- What to work on: Using the listing below, copy every line that mentions "Magdalen".

Collected data
————

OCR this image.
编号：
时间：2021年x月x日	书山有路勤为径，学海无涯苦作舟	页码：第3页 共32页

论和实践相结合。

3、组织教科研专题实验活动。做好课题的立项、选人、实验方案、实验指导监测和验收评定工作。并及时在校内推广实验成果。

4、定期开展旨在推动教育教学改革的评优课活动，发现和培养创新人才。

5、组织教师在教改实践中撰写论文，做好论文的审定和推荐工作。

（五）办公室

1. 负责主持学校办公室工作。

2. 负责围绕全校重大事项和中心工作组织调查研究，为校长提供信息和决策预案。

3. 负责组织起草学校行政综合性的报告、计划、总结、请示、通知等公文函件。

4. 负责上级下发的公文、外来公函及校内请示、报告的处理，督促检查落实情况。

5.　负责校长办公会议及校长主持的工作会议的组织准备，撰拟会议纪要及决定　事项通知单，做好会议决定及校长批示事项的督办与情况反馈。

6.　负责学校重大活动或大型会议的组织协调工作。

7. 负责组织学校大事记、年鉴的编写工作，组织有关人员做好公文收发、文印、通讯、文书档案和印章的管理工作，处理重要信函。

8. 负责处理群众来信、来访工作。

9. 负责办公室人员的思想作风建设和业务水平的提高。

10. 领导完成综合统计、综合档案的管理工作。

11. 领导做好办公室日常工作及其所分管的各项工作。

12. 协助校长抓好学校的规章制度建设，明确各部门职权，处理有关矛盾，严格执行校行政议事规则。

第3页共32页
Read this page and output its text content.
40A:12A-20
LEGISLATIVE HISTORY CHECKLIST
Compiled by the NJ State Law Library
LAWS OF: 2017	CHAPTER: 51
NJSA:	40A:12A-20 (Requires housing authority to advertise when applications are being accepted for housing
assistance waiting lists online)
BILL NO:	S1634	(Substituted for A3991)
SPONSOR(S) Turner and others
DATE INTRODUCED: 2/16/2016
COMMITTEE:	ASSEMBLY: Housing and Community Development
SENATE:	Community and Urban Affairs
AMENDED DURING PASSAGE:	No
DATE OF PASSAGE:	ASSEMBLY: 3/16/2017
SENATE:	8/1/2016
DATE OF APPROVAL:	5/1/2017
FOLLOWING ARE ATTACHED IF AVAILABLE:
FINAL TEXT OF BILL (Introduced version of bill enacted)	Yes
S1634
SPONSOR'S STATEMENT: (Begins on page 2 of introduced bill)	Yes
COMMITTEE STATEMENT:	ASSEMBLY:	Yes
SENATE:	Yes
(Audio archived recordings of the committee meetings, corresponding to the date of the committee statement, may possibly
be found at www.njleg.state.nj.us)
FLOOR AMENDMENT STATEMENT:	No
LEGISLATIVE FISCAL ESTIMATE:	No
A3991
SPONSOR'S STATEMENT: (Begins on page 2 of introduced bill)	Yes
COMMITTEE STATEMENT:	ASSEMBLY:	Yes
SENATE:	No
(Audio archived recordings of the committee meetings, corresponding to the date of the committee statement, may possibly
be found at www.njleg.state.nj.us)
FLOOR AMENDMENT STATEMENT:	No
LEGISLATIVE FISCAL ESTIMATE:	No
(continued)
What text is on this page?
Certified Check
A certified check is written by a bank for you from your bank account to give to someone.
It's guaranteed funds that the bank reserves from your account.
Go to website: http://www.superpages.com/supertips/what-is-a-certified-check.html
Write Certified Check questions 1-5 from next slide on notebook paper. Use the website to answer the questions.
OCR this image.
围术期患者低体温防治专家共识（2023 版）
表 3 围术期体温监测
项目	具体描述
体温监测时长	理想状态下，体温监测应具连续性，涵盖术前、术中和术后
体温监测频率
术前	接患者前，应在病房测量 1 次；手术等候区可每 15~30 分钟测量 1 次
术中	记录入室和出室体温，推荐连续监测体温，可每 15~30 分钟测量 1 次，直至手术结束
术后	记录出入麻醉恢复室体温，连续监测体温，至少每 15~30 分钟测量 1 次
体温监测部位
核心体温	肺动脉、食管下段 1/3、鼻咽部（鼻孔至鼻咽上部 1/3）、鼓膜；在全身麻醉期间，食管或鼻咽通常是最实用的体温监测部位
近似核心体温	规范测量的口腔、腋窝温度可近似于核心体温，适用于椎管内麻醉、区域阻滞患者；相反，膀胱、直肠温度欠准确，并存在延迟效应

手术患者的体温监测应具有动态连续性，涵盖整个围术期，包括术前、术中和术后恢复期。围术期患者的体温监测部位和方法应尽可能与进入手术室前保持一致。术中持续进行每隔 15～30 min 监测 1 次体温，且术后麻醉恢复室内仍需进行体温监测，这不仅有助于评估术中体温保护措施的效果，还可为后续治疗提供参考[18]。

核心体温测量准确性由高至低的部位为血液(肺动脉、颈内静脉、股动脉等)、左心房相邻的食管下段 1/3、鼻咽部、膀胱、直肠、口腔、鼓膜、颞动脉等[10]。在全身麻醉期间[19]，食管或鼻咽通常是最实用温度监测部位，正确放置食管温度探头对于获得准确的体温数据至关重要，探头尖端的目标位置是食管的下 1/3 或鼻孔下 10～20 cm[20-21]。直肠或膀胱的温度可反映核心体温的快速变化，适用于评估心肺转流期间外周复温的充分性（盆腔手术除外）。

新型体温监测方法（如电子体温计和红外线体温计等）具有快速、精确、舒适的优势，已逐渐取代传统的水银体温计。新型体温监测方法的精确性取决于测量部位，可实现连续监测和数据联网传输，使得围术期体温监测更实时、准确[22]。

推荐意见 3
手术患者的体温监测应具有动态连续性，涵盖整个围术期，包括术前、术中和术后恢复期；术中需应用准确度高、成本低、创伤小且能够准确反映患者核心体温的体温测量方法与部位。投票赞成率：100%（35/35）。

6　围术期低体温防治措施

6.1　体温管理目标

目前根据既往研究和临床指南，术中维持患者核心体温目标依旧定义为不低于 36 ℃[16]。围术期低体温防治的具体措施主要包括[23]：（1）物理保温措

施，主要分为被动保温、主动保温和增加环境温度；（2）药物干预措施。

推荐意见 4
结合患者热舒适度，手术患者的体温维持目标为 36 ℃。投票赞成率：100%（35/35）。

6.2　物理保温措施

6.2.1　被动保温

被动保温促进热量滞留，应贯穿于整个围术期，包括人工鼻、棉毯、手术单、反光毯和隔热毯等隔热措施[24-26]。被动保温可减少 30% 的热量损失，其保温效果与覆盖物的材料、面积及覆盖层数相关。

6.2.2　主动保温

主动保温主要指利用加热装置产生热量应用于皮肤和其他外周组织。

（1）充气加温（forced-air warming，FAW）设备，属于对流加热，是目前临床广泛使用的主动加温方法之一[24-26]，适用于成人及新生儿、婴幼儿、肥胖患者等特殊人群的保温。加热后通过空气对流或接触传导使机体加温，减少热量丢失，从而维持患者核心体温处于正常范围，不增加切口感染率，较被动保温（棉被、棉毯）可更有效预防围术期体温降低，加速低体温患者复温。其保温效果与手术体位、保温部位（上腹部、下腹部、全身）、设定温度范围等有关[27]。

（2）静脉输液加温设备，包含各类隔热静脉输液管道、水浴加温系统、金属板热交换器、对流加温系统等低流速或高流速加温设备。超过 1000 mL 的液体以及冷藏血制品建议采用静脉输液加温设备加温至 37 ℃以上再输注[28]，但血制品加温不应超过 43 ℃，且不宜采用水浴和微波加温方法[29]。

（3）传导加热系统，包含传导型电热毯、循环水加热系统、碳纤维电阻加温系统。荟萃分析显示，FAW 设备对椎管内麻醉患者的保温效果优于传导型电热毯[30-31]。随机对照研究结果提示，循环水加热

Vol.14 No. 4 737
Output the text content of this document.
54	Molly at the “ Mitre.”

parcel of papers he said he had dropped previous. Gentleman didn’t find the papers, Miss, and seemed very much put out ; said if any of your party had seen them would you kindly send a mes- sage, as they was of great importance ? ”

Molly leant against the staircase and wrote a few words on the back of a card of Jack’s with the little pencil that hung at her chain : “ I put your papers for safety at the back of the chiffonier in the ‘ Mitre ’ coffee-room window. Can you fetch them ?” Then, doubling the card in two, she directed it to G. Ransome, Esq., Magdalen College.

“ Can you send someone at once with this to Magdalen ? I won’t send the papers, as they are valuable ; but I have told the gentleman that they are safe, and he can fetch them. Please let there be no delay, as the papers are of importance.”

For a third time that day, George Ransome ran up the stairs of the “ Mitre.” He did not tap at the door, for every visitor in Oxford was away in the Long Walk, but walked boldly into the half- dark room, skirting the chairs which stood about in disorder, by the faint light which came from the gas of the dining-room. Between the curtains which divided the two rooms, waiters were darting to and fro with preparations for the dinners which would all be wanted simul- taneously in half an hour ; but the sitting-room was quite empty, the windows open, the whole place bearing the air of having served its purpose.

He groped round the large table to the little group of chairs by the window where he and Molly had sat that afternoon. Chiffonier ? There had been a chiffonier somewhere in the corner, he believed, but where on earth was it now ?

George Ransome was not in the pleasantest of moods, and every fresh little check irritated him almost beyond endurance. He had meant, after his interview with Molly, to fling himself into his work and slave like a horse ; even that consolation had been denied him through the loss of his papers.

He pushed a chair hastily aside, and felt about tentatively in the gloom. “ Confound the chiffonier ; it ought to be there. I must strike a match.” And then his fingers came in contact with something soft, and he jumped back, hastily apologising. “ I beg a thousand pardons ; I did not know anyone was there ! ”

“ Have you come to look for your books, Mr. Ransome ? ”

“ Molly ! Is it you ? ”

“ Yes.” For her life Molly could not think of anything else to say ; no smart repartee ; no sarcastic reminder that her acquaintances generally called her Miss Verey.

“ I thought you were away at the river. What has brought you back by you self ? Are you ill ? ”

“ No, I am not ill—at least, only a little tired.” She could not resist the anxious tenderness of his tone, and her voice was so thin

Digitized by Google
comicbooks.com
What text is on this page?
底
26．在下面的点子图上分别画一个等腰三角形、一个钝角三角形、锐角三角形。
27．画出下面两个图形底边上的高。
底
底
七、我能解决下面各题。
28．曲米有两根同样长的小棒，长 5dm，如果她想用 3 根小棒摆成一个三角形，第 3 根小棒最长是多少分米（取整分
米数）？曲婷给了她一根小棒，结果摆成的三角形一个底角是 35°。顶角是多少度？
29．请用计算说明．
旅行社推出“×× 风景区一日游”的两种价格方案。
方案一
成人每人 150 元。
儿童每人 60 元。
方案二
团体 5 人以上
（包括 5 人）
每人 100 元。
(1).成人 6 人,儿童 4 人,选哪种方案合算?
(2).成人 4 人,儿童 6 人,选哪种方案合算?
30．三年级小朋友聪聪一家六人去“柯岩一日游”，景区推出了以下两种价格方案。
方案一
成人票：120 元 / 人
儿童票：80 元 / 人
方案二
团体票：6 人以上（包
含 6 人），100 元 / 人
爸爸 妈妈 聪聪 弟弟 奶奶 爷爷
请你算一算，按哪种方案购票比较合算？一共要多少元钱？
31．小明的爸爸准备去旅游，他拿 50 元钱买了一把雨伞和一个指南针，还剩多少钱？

————

- Response to this task:
Molly leant against the staircase and wrote a few words on the back of a card of Jack’s with the little pencil that hung at her chain : “ I put your papers for safety at the back of the chiffonier in the ‘ Mitre ’ coffee-room window. Can you fetch them ?” Then, doubling the card in two, she directed it to G. Ransome, Esq., Magdalen College.
“ Can you send someone at once with this to Magdalen ? I won’t send the papers, as they are valuable ; but I have told the gentleman that they are safe, and he can fetch them. Please let there be no delay, as the papers are of importance.”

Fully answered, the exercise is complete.